INPUT>

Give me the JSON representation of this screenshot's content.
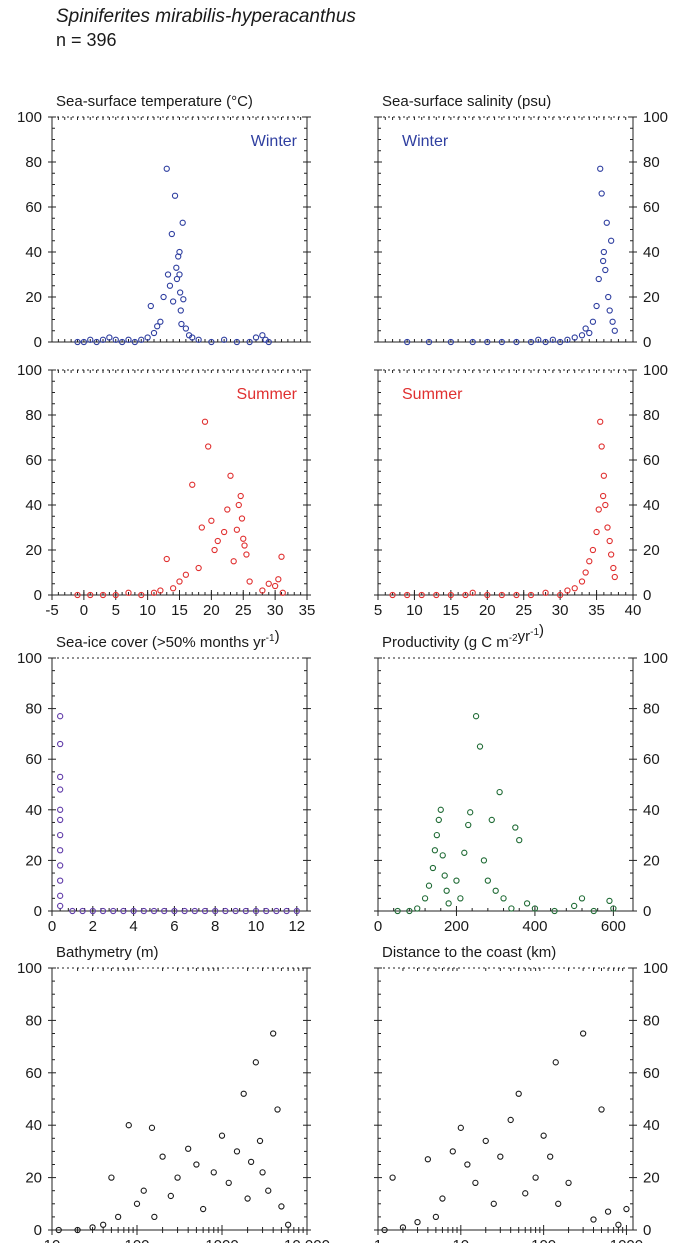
{
  "species": "Spiniferites mirabilis-hyperacanthus",
  "n_label": "n = 396",
  "chart_data": [
    {
      "type": "scatter",
      "title": "Sea-surface temperature (°C)",
      "annotation": "Winter",
      "color": "#2f3fa0",
      "xlim": [
        -5,
        35
      ],
      "ylim": [
        0,
        100
      ],
      "points": [
        [
          -1,
          0
        ],
        [
          0,
          0
        ],
        [
          1,
          1
        ],
        [
          2,
          0
        ],
        [
          3,
          1
        ],
        [
          4,
          2
        ],
        [
          5,
          1
        ],
        [
          6,
          0
        ],
        [
          7,
          1
        ],
        [
          8,
          0
        ],
        [
          9,
          1
        ],
        [
          10,
          2
        ],
        [
          10.5,
          16
        ],
        [
          11,
          4
        ],
        [
          11.5,
          7
        ],
        [
          12,
          9
        ],
        [
          12.5,
          20
        ],
        [
          13,
          77
        ],
        [
          13.2,
          30
        ],
        [
          13.5,
          25
        ],
        [
          13.8,
          48
        ],
        [
          14,
          18
        ],
        [
          14.3,
          65
        ],
        [
          14.5,
          33
        ],
        [
          14.6,
          28
        ],
        [
          14.8,
          38
        ],
        [
          15,
          40
        ],
        [
          15,
          30
        ],
        [
          15.1,
          22
        ],
        [
          15.2,
          14
        ],
        [
          15.3,
          8
        ],
        [
          15.5,
          53
        ],
        [
          15.6,
          19
        ],
        [
          16,
          6
        ],
        [
          16.5,
          3
        ],
        [
          17,
          2
        ],
        [
          18,
          1
        ],
        [
          20,
          0
        ],
        [
          22,
          1
        ],
        [
          24,
          0
        ],
        [
          26,
          0
        ],
        [
          27,
          2
        ],
        [
          28,
          3
        ],
        [
          28.5,
          1
        ],
        [
          29,
          0
        ]
      ]
    },
    {
      "type": "scatter",
      "title": "Sea-surface salinity (psu)",
      "annotation": "Winter",
      "color": "#2f3fa0",
      "xlim": [
        5,
        40
      ],
      "ylim": [
        0,
        100
      ],
      "points": [
        [
          9,
          0
        ],
        [
          12,
          0
        ],
        [
          15,
          0
        ],
        [
          18,
          0
        ],
        [
          20,
          0
        ],
        [
          22,
          0
        ],
        [
          24,
          0
        ],
        [
          26,
          0
        ],
        [
          27,
          1
        ],
        [
          28,
          0
        ],
        [
          29,
          1
        ],
        [
          30,
          0
        ],
        [
          31,
          1
        ],
        [
          32,
          2
        ],
        [
          33,
          3
        ],
        [
          33.5,
          6
        ],
        [
          34,
          4
        ],
        [
          34.5,
          9
        ],
        [
          35,
          16
        ],
        [
          35.3,
          28
        ],
        [
          35.5,
          77
        ],
        [
          35.7,
          66
        ],
        [
          35.9,
          36
        ],
        [
          36,
          40
        ],
        [
          36.2,
          32
        ],
        [
          36.4,
          53
        ],
        [
          36.6,
          20
        ],
        [
          36.8,
          14
        ],
        [
          37,
          45
        ],
        [
          37.2,
          9
        ],
        [
          37.5,
          5
        ]
      ]
    },
    {
      "type": "scatter",
      "title": "",
      "annotation": "Summer",
      "color": "#e03030",
      "xlim": [
        -5,
        35
      ],
      "ylim": [
        0,
        100
      ],
      "points": [
        [
          -1,
          0
        ],
        [
          1,
          0
        ],
        [
          3,
          0
        ],
        [
          5,
          0
        ],
        [
          7,
          1
        ],
        [
          9,
          0
        ],
        [
          11,
          1
        ],
        [
          12,
          2
        ],
        [
          13,
          16
        ],
        [
          14,
          3
        ],
        [
          15,
          6
        ],
        [
          16,
          9
        ],
        [
          17,
          49
        ],
        [
          18,
          12
        ],
        [
          18.5,
          30
        ],
        [
          19,
          77
        ],
        [
          19.5,
          66
        ],
        [
          20,
          33
        ],
        [
          20.5,
          20
        ],
        [
          21,
          24
        ],
        [
          22,
          28
        ],
        [
          22.5,
          38
        ],
        [
          23,
          53
        ],
        [
          23.5,
          15
        ],
        [
          24,
          29
        ],
        [
          24.3,
          40
        ],
        [
          24.6,
          44
        ],
        [
          24.8,
          34
        ],
        [
          25,
          25
        ],
        [
          25.2,
          22
        ],
        [
          25.5,
          18
        ],
        [
          26,
          6
        ],
        [
          28,
          2
        ],
        [
          29,
          5
        ],
        [
          30,
          4
        ],
        [
          30.5,
          7
        ],
        [
          31,
          17
        ],
        [
          31.2,
          1
        ]
      ]
    },
    {
      "type": "scatter",
      "title": "",
      "annotation": "Summer",
      "color": "#e03030",
      "xlim": [
        5,
        40
      ],
      "ylim": [
        0,
        100
      ],
      "points": [
        [
          7,
          0
        ],
        [
          9,
          0
        ],
        [
          11,
          0
        ],
        [
          13,
          0
        ],
        [
          15,
          0
        ],
        [
          17,
          0
        ],
        [
          18,
          1
        ],
        [
          20,
          0
        ],
        [
          22,
          0
        ],
        [
          24,
          0
        ],
        [
          26,
          0
        ],
        [
          28,
          1
        ],
        [
          30,
          0
        ],
        [
          31,
          2
        ],
        [
          32,
          3
        ],
        [
          33,
          6
        ],
        [
          33.5,
          10
        ],
        [
          34,
          15
        ],
        [
          34.5,
          20
        ],
        [
          35,
          28
        ],
        [
          35.3,
          38
        ],
        [
          35.5,
          77
        ],
        [
          35.7,
          66
        ],
        [
          35.9,
          44
        ],
        [
          36,
          53
        ],
        [
          36.2,
          40
        ],
        [
          36.5,
          30
        ],
        [
          36.8,
          24
        ],
        [
          37,
          18
        ],
        [
          37.3,
          12
        ],
        [
          37.5,
          8
        ]
      ]
    },
    {
      "type": "scatter",
      "title": "Sea-ice cover (>50% months yr",
      "title_sup": "-1",
      "title_end": ")",
      "color": "#5f3aa8",
      "xlim": [
        0,
        12.5
      ],
      "ylim": [
        0,
        100
      ],
      "points": [
        [
          0.4,
          77
        ],
        [
          0.4,
          66
        ],
        [
          0.4,
          53
        ],
        [
          0.4,
          48
        ],
        [
          0.4,
          40
        ],
        [
          0.4,
          36
        ],
        [
          0.4,
          30
        ],
        [
          0.4,
          24
        ],
        [
          0.4,
          18
        ],
        [
          0.4,
          12
        ],
        [
          0.4,
          6
        ],
        [
          0.4,
          2
        ],
        [
          1,
          0
        ],
        [
          1.5,
          0
        ],
        [
          2,
          0
        ],
        [
          2.5,
          0
        ],
        [
          3,
          0
        ],
        [
          3.5,
          0
        ],
        [
          4,
          0
        ],
        [
          4.5,
          0
        ],
        [
          5,
          0
        ],
        [
          5.5,
          0
        ],
        [
          6,
          0
        ],
        [
          6.5,
          0
        ],
        [
          7,
          0
        ],
        [
          7.5,
          0
        ],
        [
          8,
          0
        ],
        [
          8.5,
          0
        ],
        [
          9,
          0
        ],
        [
          9.5,
          0
        ],
        [
          10,
          0
        ],
        [
          10.5,
          0
        ],
        [
          11,
          0
        ],
        [
          11.5,
          0
        ],
        [
          12,
          0
        ]
      ]
    },
    {
      "type": "scatter",
      "title": "Productivity (g C m",
      "title_sup": "-2",
      "title_mid": "yr",
      "title_sup2": "-1",
      "title_end": ")",
      "color": "#1e6a34",
      "xlim": [
        0,
        650
      ],
      "ylim": [
        0,
        100
      ],
      "points": [
        [
          50,
          0
        ],
        [
          80,
          0
        ],
        [
          100,
          1
        ],
        [
          120,
          5
        ],
        [
          130,
          10
        ],
        [
          140,
          17
        ],
        [
          145,
          24
        ],
        [
          150,
          30
        ],
        [
          155,
          36
        ],
        [
          160,
          40
        ],
        [
          165,
          22
        ],
        [
          170,
          14
        ],
        [
          175,
          8
        ],
        [
          180,
          3
        ],
        [
          200,
          12
        ],
        [
          210,
          5
        ],
        [
          220,
          23
        ],
        [
          230,
          34
        ],
        [
          235,
          39
        ],
        [
          250,
          77
        ],
        [
          260,
          65
        ],
        [
          270,
          20
        ],
        [
          280,
          12
        ],
        [
          290,
          36
        ],
        [
          300,
          8
        ],
        [
          310,
          47
        ],
        [
          320,
          5
        ],
        [
          340,
          1
        ],
        [
          350,
          33
        ],
        [
          360,
          28
        ],
        [
          380,
          3
        ],
        [
          400,
          1
        ],
        [
          450,
          0
        ],
        [
          500,
          2
        ],
        [
          520,
          5
        ],
        [
          550,
          0
        ],
        [
          590,
          4
        ],
        [
          600,
          1
        ]
      ]
    },
    {
      "type": "scatter",
      "title": "Bathymetry (m)",
      "color": "#1a1a1a",
      "xscale": "log",
      "xlim": [
        10,
        10000
      ],
      "ylim": [
        0,
        100
      ],
      "points": [
        [
          12,
          0
        ],
        [
          20,
          0
        ],
        [
          30,
          1
        ],
        [
          40,
          2
        ],
        [
          50,
          20
        ],
        [
          60,
          5
        ],
        [
          80,
          40
        ],
        [
          100,
          10
        ],
        [
          120,
          15
        ],
        [
          150,
          39
        ],
        [
          160,
          5
        ],
        [
          200,
          28
        ],
        [
          250,
          13
        ],
        [
          300,
          20
        ],
        [
          400,
          31
        ],
        [
          500,
          25
        ],
        [
          600,
          8
        ],
        [
          800,
          22
        ],
        [
          1000,
          36
        ],
        [
          1200,
          18
        ],
        [
          1500,
          30
        ],
        [
          1800,
          52
        ],
        [
          2000,
          12
        ],
        [
          2200,
          26
        ],
        [
          2500,
          64
        ],
        [
          2800,
          34
        ],
        [
          3000,
          22
        ],
        [
          3500,
          15
        ],
        [
          4000,
          75
        ],
        [
          4500,
          46
        ],
        [
          5000,
          9
        ],
        [
          6000,
          2
        ]
      ]
    },
    {
      "type": "scatter",
      "title": "Distance to the coast (km)",
      "color": "#1a1a1a",
      "xscale": "log",
      "xlim": [
        1,
        1200
      ],
      "ylim": [
        0,
        100
      ],
      "points": [
        [
          1.2,
          0
        ],
        [
          1.5,
          20
        ],
        [
          2,
          1
        ],
        [
          3,
          3
        ],
        [
          4,
          27
        ],
        [
          5,
          5
        ],
        [
          6,
          12
        ],
        [
          8,
          30
        ],
        [
          10,
          39
        ],
        [
          12,
          25
        ],
        [
          15,
          18
        ],
        [
          20,
          34
        ],
        [
          25,
          10
        ],
        [
          30,
          28
        ],
        [
          40,
          42
        ],
        [
          50,
          52
        ],
        [
          60,
          14
        ],
        [
          80,
          20
        ],
        [
          100,
          36
        ],
        [
          120,
          28
        ],
        [
          140,
          64
        ],
        [
          150,
          10
        ],
        [
          200,
          18
        ],
        [
          300,
          75
        ],
        [
          400,
          4
        ],
        [
          500,
          46
        ],
        [
          600,
          7
        ],
        [
          800,
          2
        ],
        [
          1000,
          8
        ]
      ]
    }
  ],
  "xticks": [
    {
      "vals": [
        -5,
        0,
        5,
        10,
        15,
        20,
        25,
        30,
        35
      ],
      "labels": [
        "-5",
        "0",
        "5",
        "10",
        "15",
        "20",
        "25",
        "30",
        "35"
      ]
    },
    {
      "vals": [
        5,
        10,
        15,
        20,
        25,
        30,
        35,
        40
      ],
      "labels": [
        "5",
        "10",
        "15",
        "20",
        "25",
        "30",
        "35",
        "40"
      ]
    },
    {
      "vals": [
        0,
        2,
        4,
        6,
        8,
        10,
        12
      ],
      "labels": [
        "0",
        "2",
        "4",
        "6",
        "8",
        "10",
        "12"
      ]
    },
    {
      "vals": [
        0,
        200,
        400,
        600
      ],
      "labels": [
        "0",
        "200",
        "400",
        "600"
      ]
    },
    {
      "vals": [
        10,
        100,
        1000,
        10000
      ],
      "labels": [
        "10",
        "100",
        "1000",
        "10 000"
      ]
    },
    {
      "vals": [
        1,
        10,
        100,
        1000
      ],
      "labels": [
        "1",
        "10",
        "100",
        "1000"
      ]
    }
  ],
  "yticks": {
    "vals": [
      0,
      20,
      40,
      60,
      80,
      100
    ],
    "labels": [
      "0",
      "20",
      "40",
      "60",
      "80",
      "100"
    ]
  }
}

SET EXERCISE>
Among the lines of the data above, count those holding "surface" and state only the number.

ANSWER TO THE EXERCISE>
2